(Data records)
****************

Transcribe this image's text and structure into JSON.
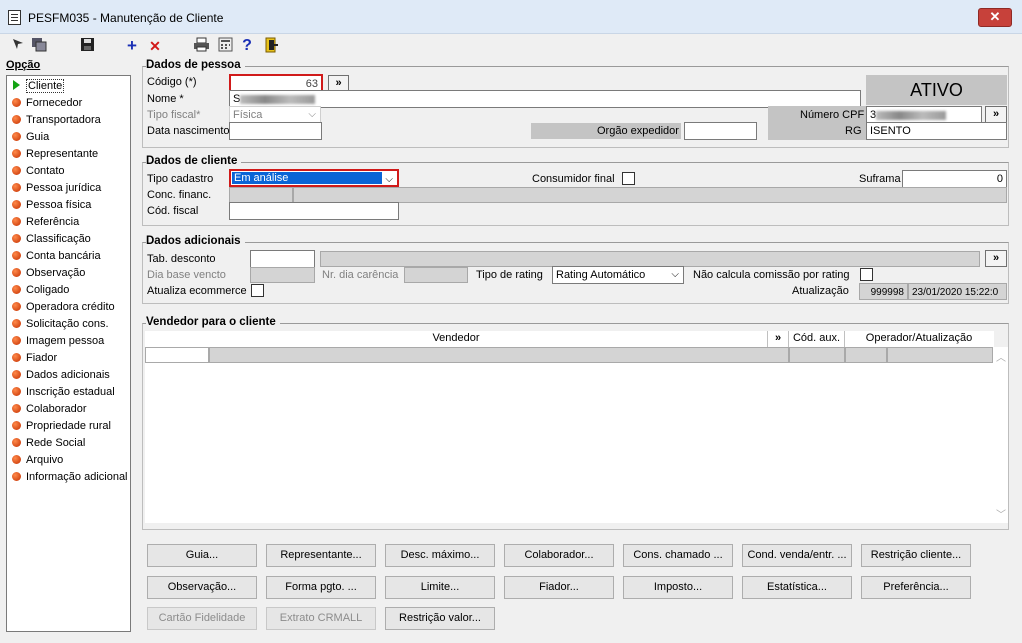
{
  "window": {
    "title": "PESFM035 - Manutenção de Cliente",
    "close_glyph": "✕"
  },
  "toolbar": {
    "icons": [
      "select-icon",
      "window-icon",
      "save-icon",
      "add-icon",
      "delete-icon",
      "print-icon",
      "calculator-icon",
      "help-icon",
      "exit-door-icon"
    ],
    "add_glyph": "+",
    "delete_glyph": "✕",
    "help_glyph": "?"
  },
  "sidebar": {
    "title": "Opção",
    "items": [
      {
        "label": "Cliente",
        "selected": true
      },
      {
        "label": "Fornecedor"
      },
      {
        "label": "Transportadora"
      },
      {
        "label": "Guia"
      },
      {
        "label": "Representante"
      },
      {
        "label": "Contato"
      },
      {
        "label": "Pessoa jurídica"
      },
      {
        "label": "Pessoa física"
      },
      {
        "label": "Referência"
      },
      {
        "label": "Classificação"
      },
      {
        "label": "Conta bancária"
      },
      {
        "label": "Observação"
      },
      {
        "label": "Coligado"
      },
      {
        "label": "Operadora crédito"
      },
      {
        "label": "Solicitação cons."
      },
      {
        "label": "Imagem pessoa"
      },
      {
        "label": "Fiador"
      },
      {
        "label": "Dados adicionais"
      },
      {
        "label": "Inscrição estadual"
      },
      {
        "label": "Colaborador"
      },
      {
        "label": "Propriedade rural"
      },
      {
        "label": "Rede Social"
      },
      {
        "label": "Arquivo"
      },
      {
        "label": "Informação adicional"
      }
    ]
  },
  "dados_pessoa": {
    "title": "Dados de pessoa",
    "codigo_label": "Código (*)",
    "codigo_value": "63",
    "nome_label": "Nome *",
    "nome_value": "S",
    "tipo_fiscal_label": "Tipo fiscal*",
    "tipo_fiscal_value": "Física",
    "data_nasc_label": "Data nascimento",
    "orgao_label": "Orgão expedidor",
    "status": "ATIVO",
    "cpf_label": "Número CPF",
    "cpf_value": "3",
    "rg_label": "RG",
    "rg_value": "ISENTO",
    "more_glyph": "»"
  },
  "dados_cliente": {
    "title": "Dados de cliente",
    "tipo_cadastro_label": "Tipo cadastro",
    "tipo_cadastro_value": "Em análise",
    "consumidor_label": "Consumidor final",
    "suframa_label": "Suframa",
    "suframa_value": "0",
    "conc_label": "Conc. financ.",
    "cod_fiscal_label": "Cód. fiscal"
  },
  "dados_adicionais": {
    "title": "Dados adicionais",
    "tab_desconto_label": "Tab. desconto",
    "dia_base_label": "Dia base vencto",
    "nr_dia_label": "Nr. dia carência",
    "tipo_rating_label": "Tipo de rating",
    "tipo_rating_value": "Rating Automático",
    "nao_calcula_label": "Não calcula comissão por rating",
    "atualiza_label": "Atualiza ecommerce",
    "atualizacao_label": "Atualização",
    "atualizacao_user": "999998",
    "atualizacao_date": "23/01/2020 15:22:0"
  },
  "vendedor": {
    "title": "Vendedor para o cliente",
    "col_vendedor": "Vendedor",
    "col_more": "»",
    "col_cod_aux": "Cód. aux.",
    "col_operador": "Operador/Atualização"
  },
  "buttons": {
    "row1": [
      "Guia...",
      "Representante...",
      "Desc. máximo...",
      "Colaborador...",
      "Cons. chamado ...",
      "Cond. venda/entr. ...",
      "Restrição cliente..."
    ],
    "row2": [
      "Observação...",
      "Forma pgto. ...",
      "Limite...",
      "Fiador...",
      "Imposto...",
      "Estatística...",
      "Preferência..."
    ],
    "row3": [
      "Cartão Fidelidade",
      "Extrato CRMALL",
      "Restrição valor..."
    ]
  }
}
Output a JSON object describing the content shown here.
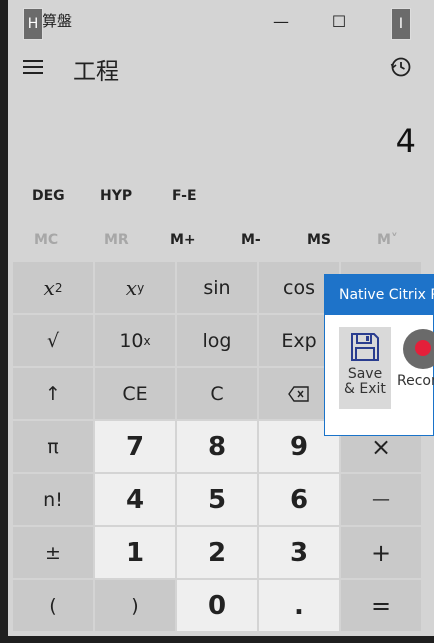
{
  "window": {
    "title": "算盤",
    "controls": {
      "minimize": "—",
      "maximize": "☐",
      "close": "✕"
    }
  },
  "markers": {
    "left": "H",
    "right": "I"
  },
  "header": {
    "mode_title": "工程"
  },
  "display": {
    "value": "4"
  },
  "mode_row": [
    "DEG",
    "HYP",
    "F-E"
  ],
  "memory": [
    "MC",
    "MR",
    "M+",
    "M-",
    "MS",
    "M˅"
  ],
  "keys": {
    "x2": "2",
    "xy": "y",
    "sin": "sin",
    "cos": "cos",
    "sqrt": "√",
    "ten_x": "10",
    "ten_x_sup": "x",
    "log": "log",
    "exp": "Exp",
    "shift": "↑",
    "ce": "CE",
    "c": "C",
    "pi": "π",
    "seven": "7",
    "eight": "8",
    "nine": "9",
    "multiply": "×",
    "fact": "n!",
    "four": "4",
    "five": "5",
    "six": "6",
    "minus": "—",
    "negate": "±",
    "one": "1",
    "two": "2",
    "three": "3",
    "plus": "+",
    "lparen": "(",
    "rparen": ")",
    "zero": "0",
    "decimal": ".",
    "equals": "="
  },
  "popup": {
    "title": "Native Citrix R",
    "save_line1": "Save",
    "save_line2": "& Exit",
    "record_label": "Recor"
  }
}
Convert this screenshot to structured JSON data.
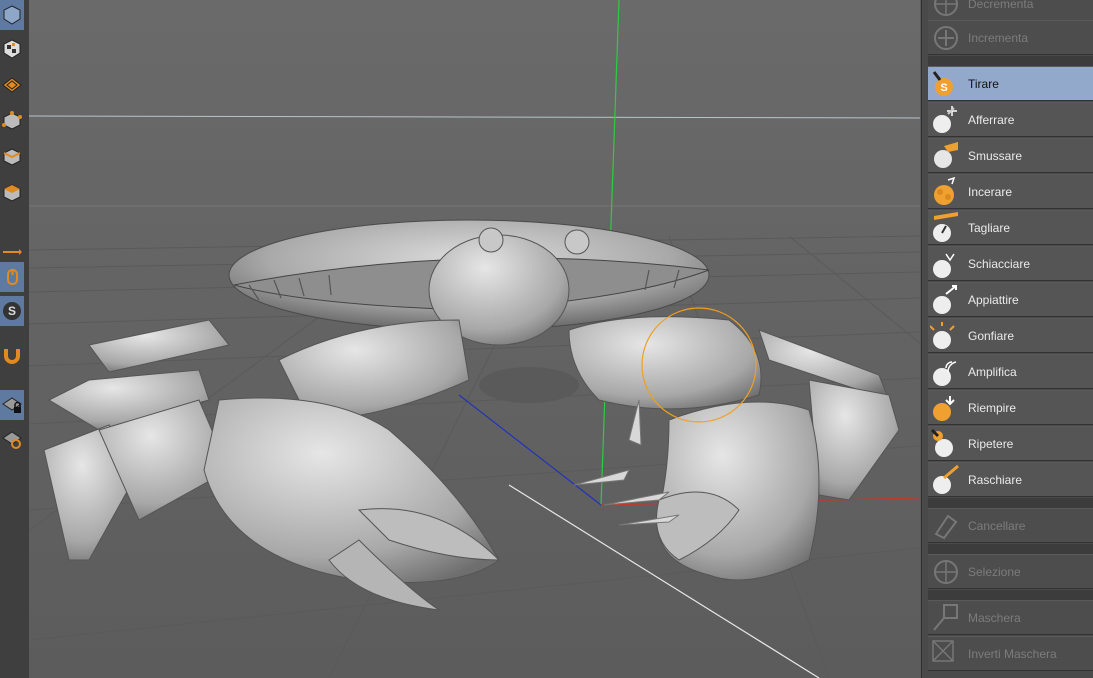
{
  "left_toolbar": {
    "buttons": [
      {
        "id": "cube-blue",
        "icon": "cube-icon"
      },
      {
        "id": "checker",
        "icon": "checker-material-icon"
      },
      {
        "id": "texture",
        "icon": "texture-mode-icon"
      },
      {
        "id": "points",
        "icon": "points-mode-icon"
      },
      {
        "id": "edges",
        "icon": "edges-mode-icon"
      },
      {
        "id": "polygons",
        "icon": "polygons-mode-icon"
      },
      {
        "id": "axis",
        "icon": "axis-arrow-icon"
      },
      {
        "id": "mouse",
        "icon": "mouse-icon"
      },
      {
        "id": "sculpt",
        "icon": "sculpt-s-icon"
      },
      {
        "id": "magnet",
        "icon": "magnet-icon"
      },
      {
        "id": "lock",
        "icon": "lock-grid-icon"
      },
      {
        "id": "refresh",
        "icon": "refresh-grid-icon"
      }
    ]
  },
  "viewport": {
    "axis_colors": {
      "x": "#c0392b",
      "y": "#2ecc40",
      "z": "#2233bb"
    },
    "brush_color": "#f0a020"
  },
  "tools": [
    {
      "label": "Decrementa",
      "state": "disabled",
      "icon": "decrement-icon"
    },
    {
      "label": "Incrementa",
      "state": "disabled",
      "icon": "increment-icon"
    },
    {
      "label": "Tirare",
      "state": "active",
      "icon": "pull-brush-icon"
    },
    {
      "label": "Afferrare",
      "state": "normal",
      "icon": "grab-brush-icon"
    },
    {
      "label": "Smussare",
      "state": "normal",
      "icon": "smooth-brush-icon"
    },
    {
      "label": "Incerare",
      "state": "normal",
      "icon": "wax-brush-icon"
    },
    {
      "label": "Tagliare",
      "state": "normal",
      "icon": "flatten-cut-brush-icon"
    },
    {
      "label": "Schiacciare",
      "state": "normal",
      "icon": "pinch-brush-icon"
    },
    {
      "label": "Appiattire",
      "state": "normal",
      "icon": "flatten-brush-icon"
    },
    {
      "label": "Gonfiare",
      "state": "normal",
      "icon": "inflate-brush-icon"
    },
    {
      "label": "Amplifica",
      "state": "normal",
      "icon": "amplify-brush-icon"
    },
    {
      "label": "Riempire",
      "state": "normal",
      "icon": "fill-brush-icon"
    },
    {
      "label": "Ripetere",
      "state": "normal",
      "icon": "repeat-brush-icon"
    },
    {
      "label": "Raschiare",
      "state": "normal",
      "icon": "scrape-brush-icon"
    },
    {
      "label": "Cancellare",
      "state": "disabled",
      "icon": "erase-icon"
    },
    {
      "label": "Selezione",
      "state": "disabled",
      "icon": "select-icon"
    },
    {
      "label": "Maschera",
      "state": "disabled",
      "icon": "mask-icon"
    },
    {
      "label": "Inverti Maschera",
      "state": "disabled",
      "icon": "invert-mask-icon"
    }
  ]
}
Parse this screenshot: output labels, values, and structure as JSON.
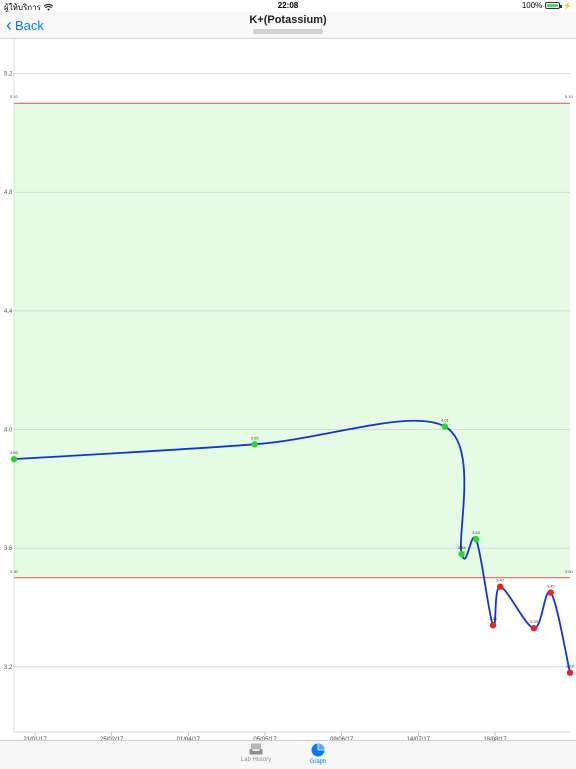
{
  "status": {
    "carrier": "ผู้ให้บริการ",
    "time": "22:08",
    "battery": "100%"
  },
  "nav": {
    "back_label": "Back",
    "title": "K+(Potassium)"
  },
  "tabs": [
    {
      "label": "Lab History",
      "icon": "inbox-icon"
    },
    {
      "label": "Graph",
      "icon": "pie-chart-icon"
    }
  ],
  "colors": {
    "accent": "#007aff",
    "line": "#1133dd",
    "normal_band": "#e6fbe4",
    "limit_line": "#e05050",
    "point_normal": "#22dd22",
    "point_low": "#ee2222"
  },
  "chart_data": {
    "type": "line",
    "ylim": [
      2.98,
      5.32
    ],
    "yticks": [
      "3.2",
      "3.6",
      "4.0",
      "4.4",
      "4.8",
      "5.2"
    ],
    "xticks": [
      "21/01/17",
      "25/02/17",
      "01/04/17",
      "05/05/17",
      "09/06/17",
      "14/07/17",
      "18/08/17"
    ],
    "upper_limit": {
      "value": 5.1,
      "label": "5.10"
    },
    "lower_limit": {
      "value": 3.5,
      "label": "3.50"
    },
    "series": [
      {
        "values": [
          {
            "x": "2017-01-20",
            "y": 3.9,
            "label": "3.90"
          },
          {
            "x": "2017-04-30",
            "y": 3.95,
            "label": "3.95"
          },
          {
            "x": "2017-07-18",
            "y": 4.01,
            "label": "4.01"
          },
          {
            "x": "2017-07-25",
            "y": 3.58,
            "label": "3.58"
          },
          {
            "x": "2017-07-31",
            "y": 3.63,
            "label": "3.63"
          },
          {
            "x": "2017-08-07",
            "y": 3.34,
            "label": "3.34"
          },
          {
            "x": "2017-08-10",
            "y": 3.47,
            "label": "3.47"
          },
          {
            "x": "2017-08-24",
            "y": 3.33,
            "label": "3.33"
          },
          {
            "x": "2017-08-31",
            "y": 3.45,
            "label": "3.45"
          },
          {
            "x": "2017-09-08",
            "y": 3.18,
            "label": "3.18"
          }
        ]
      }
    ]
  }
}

****************

• **WHAT YOU WILL DO**: Copy out each line of the data containing the string "values".

• **EXPECTED OUTPUT**:
Parse this screenshot: output labels, values, and structure as JSON.
        "values": [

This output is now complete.